What to do
Go through the entries below and print each one exactly, leaving out pictures.

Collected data
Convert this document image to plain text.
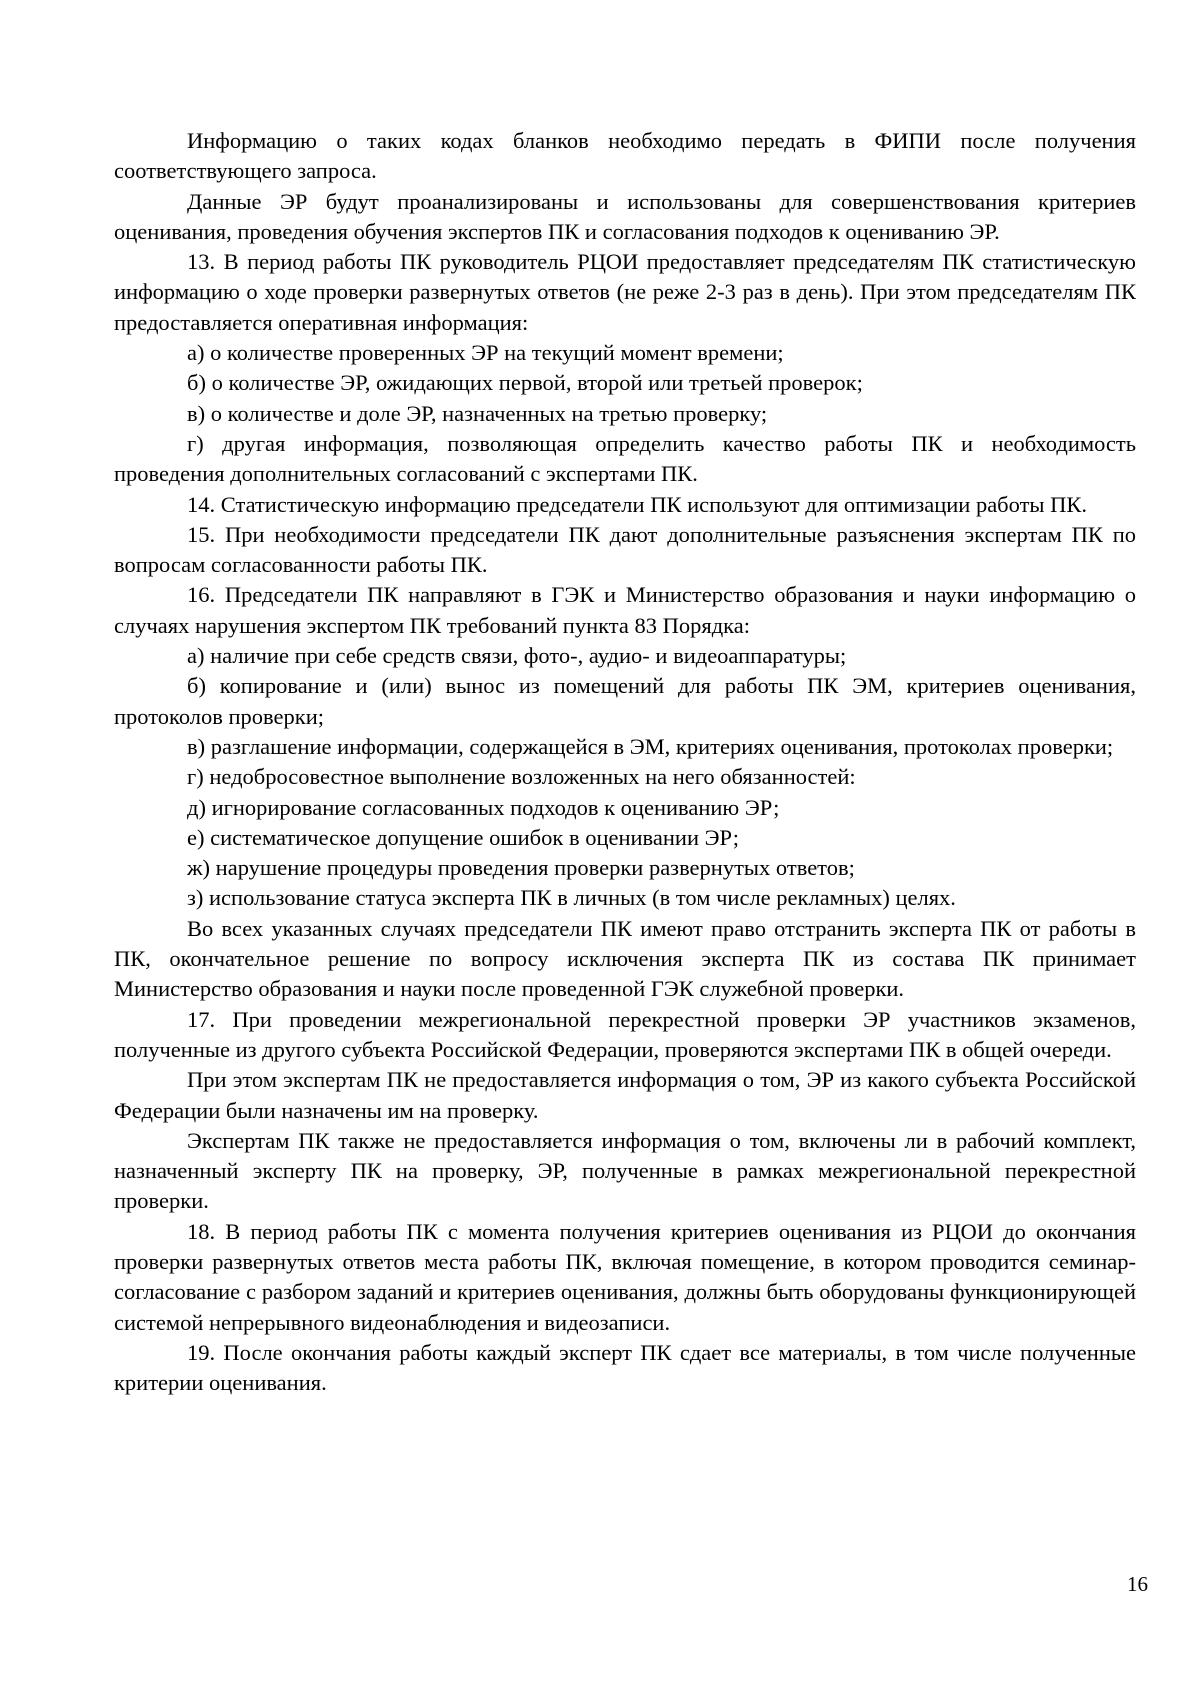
Информацию о таких кодах бланков необходимо передать в ФИПИ после получения соответствующего запроса.

Данные ЭР будут проанализированы и использованы для совершенствования критериев оценивания, проведения обучения экспертов ПК и согласования подходов к оцениванию ЭР.

13. В период работы ПК руководитель РЦОИ предоставляет председателям ПК статистическую информацию о ходе проверки развернутых ответов (не реже 2-3 раз в день). При этом председателям ПК предоставляется оперативная информация:

а) о количестве проверенных ЭР на текущий момент времени;

б) о количестве ЭР, ожидающих первой, второй или третьей проверок;

в) о количестве и доле ЭР, назначенных на третью проверку;

г) другая информация, позволяющая определить качество работы ПК и необходимость проведения дополнительных согласований с экспертами ПК.

14. Статистическую информацию председатели ПК используют для оптимизации работы ПК.

15. При необходимости председатели ПК дают дополнительные разъяснения экспертам ПК по вопросам согласованности работы ПК.

16. Председатели ПК направляют в ГЭК и Министерство образования и науки информацию о случаях нарушения экспертом ПК требований пункта 83 Порядка:

а) наличие при себе средств связи, фото-, аудио- и видеоаппаратуры;

б) копирование и (или) вынос из помещений для работы ПК ЭМ, критериев оценивания, протоколов проверки;

в) разглашение информации, содержащейся в ЭМ, критериях оценивания, протоколах проверки;

г) недобросовестное выполнение возложенных на него обязанностей:

д) игнорирование согласованных подходов к оцениванию ЭР;

е) систематическое допущение ошибок в оценивании ЭР;

ж) нарушение процедуры проведения проверки развернутых ответов;

з) использование статуса эксперта ПК в личных (в том числе рекламных) целях.

Во всех указанных случаях председатели ПК имеют право отстранить эксперта ПК от работы в ПК, окончательное решение по вопросу исключения эксперта ПК из состава ПК принимает Министерство образования и науки после проведенной ГЭК служебной проверки.

17. При проведении межрегиональной перекрестной проверки ЭР участников экзаменов, полученные из другого субъекта Российской Федерации, проверяются экспертами ПК в общей очереди.

При этом экспертам ПК не предоставляется информация о том, ЭР из какого субъекта Российской Федерации были назначены им на проверку.

Экспертам ПК также не предоставляется информация о том, включены ли в рабочий комплект, назначенный эксперту ПК на проверку, ЭР, полученные в рамках межрегиональной перекрестной проверки.

18. В период работы ПК с момента получения критериев оценивания из РЦОИ до окончания проверки развернутых ответов места работы ПК, включая помещение, в котором проводится семинар-согласование с разбором заданий и критериев оценивания, должны быть оборудованы функционирующей системой непрерывного видеонаблюдения и видеозаписи.

19. После окончания работы каждый эксперт ПК сдает все материалы, в том числе полученные критерии оценивания.

16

Result of this task
Convert this document image to plain text.
Информацию о таких кодах бланков необходимо передать в ФИПИ после получения соответствующего запроса.

Данные ЭР будут проанализированы и использованы для совершенствования критериев оценивания, проведения обучения экспертов ПК и согласования подходов к оцениванию ЭР.

13. В период работы ПК руководитель РЦОИ предоставляет председателям ПК статистическую информацию о ходе проверки развернутых ответов (не реже 2-3 раз в день). При этом председателям ПК предоставляется оперативная информация:

а) о количестве проверенных ЭР на текущий момент времени;

б) о количестве ЭР, ожидающих первой, второй или третьей проверок;

в) о количестве и доле ЭР, назначенных на третью проверку;

г) другая информация, позволяющая определить качество работы ПК и необходимость проведения дополнительных согласований с экспертами ПК.

14. Статистическую информацию председатели ПК используют для оптимизации работы ПК.

15. При необходимости председатели ПК дают дополнительные разъяснения экспертам ПК по вопросам согласованности работы ПК.

16. Председатели ПК направляют в ГЭК и Министерство образования и науки информацию о случаях нарушения экспертом ПК требований пункта 83 Порядка:

а) наличие при себе средств связи, фото-, аудио- и видеоаппаратуры;

б) копирование и (или) вынос из помещений для работы ПК ЭМ, критериев оценивания, протоколов проверки;

в) разглашение информации, содержащейся в ЭМ, критериях оценивания, протоколах проверки;

г) недобросовестное выполнение возложенных на него обязанностей:

д) игнорирование согласованных подходов к оцениванию ЭР;

е) систематическое допущение ошибок в оценивании ЭР;

ж) нарушение процедуры проведения проверки развернутых ответов;

з) использование статуса эксперта ПК в личных (в том числе рекламных) целях.

Во всех указанных случаях председатели ПК имеют право отстранить эксперта ПК от работы в ПК, окончательное решение по вопросу исключения эксперта ПК из состава ПК принимает Министерство образования и науки после проведенной ГЭК служебной проверки.

17. При проведении межрегиональной перекрестной проверки ЭР участников экзаменов, полученные из другого субъекта Российской Федерации, проверяются экспертами ПК в общей очереди.

При этом экспертам ПК не предоставляется информация о том, ЭР из какого субъекта Российской Федерации были назначены им на проверку.

Экспертам ПК также не предоставляется информация о том, включены ли в рабочий комплект, назначенный эксперту ПК на проверку, ЭР, полученные в рамках межрегиональной перекрестной проверки.

18. В период работы ПК с момента получения критериев оценивания из РЦОИ до окончания проверки развернутых ответов места работы ПК, включая помещение, в котором проводится семинар-согласование с разбором заданий и критериев оценивания, должны быть оборудованы функционирующей системой непрерывного видеонаблюдения и видеозаписи.

19. После окончания работы каждый эксперт ПК сдает все материалы, в том числе полученные критерии оценивания.

16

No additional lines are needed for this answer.